TASK TO COMPLETE
Lift out each line of the data that holds "сука".

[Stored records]
•••••

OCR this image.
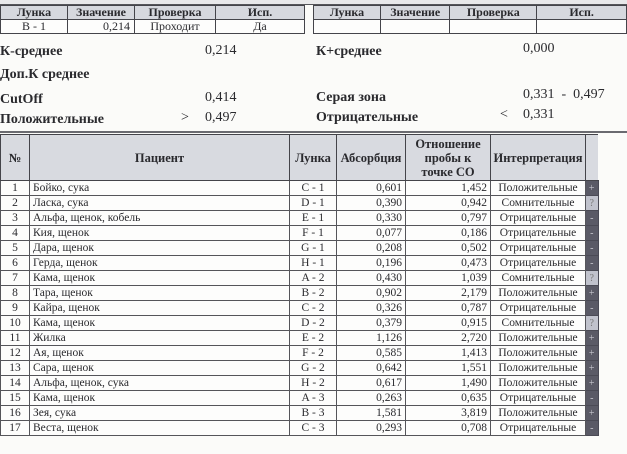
Лунка	Значение	Проверка	Исп.
B - 1	0,214	Проходит	Да
Лунка	Значение	Проверка	Исп.

К-среднее	0,214	К+среднее	0,000
Доп.К среднее
CutOff	0,414	Серая зона	0,331  -  0,497
Положительные	> 0,497	Отрицательные	< 0,331
№	Пациент	Лунка	Абсорбция	Отношение пробы к точке СО	Интерпретация	
1	Бойко, сука	C - 1	0,601	1,452	Положительные	+
2	Ласка, сука	D - 1	0,390	0,942	Сомнительные	?
3	Альфа, щенок, кобель	E - 1	0,330	0,797	Отрицательные	-
4	Кия, щенок	F - 1	0,077	0,186	Отрицательные	-
5	Дара, щенок	G - 1	0,208	0,502	Отрицательные	-
6	Герда, щенок	H - 1	0,196	0,473	Отрицательные	-
7	Кама, щенок	A - 2	0,430	1,039	Сомнительные	?
8	Тара, щенок	B - 2	0,902	2,179	Положительные	+
9	Кайра, щенок	C - 2	0,326	0,787	Отрицательные	-
10	Кама, щенок	D - 2	0,379	0,915	Сомнительные	?
11	Жилка	E - 2	1,126	2,720	Положительные	+
12	Ая, щенок	F - 2	0,585	1,413	Положительные	+
13	Сара, щенок	G - 2	0,642	1,551	Положительные	+
14	Альфа, щенок, сука	H - 2	0,617	1,490	Положительные	+
15	Кама, щенок	A - 3	0,263	0,635	Отрицательные	-
16	Зея, сука	B - 3	1,581	3,819	Положительные	+
17	Веста, щенок	C - 3	0,293	0,708	Отрицательные	-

•••••

PROBLEM SOLUTION
1	Бойко, сука	C - 1	0,601	1,452	Положительные	+
2	Ласка, сука	D - 1	0,390	0,942	Сомнительные	?
14	Альфа, щенок, сука	H - 2	0,617	1,490	Положительные	+
16	Зея, сука	B - 3	1,581	3,819	Положительные	+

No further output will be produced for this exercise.